• **Source data**
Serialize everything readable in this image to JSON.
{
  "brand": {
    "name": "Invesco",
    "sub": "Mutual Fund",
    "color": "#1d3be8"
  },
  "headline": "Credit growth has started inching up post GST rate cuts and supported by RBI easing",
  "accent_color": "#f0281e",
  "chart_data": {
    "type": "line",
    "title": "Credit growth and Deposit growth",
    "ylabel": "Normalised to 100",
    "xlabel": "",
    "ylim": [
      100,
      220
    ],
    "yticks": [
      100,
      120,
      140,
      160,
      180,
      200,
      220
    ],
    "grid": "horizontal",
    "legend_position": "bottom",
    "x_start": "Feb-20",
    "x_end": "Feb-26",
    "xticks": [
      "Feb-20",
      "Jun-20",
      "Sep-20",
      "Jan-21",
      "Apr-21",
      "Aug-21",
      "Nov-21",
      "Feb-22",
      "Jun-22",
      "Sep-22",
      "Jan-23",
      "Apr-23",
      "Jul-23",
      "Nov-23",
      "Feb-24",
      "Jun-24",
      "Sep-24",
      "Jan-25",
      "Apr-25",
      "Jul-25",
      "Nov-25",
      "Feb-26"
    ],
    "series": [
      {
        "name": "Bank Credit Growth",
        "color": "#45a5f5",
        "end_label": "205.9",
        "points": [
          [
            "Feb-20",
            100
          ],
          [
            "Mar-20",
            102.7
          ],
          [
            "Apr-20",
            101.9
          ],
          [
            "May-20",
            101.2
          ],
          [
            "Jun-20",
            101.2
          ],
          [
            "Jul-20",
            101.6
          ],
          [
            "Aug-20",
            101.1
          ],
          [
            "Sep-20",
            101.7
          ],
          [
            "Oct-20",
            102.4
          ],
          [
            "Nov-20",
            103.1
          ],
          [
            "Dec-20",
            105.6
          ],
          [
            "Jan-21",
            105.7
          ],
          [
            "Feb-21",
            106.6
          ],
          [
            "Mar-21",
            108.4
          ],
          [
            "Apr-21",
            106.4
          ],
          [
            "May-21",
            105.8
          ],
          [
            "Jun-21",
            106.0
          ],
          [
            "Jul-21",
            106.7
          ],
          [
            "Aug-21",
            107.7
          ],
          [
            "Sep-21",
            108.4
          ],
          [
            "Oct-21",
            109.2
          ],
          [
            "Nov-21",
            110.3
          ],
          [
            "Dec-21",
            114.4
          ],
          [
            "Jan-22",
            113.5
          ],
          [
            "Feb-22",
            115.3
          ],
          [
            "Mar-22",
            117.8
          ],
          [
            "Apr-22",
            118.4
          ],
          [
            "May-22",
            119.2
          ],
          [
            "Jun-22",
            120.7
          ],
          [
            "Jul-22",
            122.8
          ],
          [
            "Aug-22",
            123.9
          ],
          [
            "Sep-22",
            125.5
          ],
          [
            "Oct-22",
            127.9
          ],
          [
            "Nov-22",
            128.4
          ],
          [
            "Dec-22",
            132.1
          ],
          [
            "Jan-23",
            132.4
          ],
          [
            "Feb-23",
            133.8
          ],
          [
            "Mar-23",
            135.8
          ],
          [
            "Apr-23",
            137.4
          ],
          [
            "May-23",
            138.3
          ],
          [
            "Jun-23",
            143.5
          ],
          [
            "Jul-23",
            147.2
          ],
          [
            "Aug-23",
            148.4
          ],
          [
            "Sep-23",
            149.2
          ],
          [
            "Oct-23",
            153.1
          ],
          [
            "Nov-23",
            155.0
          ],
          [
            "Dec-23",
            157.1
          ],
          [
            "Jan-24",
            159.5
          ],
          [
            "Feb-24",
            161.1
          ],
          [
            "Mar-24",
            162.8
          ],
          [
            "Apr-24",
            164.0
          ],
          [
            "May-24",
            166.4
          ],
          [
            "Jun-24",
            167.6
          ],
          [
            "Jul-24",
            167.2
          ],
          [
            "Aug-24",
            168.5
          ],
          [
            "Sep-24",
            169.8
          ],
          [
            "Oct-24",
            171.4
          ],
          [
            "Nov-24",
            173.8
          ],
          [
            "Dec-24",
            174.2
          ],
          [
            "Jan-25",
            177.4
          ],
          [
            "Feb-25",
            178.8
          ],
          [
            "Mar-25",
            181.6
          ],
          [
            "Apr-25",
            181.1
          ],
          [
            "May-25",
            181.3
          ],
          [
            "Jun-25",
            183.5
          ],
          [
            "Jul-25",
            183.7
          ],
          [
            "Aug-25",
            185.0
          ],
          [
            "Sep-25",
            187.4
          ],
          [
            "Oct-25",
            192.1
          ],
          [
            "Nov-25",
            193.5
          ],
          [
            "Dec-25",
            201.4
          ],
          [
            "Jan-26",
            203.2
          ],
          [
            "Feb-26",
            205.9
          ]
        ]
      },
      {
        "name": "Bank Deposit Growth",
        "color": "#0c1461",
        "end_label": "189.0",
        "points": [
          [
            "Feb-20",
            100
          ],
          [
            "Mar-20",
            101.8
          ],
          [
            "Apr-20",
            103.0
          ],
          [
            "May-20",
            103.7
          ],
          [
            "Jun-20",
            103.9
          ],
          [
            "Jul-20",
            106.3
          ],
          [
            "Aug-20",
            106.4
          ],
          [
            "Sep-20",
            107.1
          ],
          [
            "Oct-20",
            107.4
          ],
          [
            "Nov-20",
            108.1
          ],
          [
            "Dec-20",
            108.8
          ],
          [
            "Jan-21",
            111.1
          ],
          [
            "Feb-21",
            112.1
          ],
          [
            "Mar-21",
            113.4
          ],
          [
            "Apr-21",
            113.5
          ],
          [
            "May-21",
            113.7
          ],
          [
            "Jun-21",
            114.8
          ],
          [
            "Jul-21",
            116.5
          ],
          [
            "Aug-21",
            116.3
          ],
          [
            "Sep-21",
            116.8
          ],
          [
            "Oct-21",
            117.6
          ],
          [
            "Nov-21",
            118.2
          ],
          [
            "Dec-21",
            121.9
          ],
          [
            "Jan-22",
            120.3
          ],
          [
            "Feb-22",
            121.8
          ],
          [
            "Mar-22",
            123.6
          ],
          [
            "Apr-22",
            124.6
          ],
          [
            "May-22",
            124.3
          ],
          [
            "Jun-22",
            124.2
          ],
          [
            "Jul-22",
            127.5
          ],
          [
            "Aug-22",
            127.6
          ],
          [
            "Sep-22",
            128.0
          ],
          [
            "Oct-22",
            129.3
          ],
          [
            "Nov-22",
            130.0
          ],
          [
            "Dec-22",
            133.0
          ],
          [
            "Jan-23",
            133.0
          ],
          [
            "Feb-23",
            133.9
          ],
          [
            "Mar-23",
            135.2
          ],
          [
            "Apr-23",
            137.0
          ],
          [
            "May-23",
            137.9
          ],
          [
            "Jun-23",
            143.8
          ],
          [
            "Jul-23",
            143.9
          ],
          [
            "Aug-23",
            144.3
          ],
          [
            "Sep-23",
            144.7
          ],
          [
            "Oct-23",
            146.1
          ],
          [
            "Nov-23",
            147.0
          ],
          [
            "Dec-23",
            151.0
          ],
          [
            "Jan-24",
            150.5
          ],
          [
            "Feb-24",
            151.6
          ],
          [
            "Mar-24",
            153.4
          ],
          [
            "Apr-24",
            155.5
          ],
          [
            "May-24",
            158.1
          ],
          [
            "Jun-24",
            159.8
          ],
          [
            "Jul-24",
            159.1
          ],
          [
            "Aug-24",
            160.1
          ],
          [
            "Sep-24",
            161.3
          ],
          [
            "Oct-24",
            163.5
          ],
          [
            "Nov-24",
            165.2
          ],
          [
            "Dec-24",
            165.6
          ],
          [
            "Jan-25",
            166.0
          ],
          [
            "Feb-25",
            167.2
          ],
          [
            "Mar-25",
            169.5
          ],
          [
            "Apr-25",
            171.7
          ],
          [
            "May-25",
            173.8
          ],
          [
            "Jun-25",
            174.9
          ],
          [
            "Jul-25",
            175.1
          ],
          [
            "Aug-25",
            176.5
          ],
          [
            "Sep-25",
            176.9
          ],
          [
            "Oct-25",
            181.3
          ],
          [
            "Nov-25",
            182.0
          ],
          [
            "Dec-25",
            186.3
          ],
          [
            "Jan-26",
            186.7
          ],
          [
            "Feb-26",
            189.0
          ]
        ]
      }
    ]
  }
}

• **Exercise requirements**
Each line that holds the word "name" is to be copied.

• **Expected answer**
    "name": "Invesco",
        "name": "Bank Credit Growth",
        "name": "Bank Deposit Growth",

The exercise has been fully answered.